---------- PROVIDED INFORMATION

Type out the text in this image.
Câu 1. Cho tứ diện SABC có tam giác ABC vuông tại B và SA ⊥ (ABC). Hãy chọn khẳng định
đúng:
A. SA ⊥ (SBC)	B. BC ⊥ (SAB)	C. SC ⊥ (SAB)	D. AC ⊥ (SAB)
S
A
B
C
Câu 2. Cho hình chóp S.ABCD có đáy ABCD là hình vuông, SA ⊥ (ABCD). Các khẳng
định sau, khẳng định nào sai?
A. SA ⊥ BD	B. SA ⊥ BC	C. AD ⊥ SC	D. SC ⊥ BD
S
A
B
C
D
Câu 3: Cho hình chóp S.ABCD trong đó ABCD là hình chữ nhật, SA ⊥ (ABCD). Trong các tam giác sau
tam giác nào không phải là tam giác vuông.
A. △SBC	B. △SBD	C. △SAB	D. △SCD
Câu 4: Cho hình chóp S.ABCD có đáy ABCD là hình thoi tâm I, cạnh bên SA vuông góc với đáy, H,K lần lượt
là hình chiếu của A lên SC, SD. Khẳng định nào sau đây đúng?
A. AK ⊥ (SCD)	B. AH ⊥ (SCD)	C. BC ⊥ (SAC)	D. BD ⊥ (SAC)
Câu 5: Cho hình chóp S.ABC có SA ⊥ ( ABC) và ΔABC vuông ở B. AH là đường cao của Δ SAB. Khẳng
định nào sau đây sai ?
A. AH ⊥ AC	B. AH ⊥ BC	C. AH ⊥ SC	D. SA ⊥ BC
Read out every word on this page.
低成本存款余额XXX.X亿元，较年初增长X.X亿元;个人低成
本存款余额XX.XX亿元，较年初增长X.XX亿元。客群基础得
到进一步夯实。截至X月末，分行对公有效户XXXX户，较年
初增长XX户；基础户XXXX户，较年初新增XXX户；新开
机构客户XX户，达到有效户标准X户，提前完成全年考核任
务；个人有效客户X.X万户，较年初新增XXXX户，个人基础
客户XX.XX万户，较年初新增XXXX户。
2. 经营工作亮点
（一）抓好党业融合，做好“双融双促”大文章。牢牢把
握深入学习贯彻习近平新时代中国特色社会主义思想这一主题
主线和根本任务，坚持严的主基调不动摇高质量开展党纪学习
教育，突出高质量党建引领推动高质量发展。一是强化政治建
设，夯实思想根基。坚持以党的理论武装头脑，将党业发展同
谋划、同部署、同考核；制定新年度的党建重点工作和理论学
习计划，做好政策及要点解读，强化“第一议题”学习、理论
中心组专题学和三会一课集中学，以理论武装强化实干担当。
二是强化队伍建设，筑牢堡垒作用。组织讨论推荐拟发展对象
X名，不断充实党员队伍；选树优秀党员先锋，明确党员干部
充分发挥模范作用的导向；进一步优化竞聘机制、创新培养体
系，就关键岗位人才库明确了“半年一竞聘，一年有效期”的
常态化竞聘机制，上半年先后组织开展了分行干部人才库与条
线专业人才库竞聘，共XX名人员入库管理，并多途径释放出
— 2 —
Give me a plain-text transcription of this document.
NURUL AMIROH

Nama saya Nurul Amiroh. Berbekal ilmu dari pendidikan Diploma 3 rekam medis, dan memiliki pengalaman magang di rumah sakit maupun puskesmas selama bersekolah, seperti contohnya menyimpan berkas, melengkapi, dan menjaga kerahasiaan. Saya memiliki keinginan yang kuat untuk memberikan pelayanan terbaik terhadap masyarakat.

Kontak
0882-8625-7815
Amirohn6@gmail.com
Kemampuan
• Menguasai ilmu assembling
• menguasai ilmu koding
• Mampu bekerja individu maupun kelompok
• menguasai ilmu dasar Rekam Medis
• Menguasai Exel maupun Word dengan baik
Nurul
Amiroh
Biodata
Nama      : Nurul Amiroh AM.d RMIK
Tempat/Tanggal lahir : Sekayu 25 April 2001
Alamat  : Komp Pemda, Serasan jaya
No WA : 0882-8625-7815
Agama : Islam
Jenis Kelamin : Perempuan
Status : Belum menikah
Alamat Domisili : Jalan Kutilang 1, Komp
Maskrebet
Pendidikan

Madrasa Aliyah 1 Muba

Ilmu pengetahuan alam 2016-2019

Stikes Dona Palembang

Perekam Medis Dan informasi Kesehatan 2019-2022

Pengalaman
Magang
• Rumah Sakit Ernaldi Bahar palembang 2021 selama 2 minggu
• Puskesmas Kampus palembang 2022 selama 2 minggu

--------------------

INSTRUCTIONS TO FOLLOW –
Write out every line of the preceding listing that contains "chóp".

SOLUTION –
Câu 2. Cho hình chóp S.ABCD có đáy ABCD là hình vuông, SA ⊥ (ABCD). Các khẳng
Câu 3: Cho hình chóp S.ABCD trong đó ABCD là hình chữ nhật, SA ⊥ (ABCD). Trong các tam giác sau
Câu 4: Cho hình chóp S.ABCD có đáy ABCD là hình thoi tâm I, cạnh bên SA vuông góc với đáy, H,K lần lượt
Câu 5: Cho hình chóp S.ABC có SA ⊥ ( ABC) và ΔABC vuông ở B. AH là đường cao của Δ SAB. Khẳng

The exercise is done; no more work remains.